_PROBLEM DESCRIPTION_. Gather each line in the entries that includes the string "lekë".

***

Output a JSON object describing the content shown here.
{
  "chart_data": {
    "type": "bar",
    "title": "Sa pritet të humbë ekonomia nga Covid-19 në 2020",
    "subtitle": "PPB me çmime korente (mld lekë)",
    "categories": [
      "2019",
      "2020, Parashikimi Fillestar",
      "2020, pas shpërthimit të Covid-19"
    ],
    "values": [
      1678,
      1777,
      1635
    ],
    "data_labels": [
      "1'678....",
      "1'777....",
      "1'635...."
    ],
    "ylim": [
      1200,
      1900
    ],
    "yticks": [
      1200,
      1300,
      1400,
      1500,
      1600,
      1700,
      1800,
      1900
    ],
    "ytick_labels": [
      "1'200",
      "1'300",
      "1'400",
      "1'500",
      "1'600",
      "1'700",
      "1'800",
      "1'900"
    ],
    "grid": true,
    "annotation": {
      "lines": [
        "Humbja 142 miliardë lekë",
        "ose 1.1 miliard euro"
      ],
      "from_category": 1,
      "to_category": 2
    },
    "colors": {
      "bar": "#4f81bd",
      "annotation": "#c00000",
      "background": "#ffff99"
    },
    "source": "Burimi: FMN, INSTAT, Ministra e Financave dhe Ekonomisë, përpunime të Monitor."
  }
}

***

_RIGHT ANSWER_.
    "subtitle": "PPB me çmime korente (mld lekë)",
        "Humbja 142 miliardë lekë",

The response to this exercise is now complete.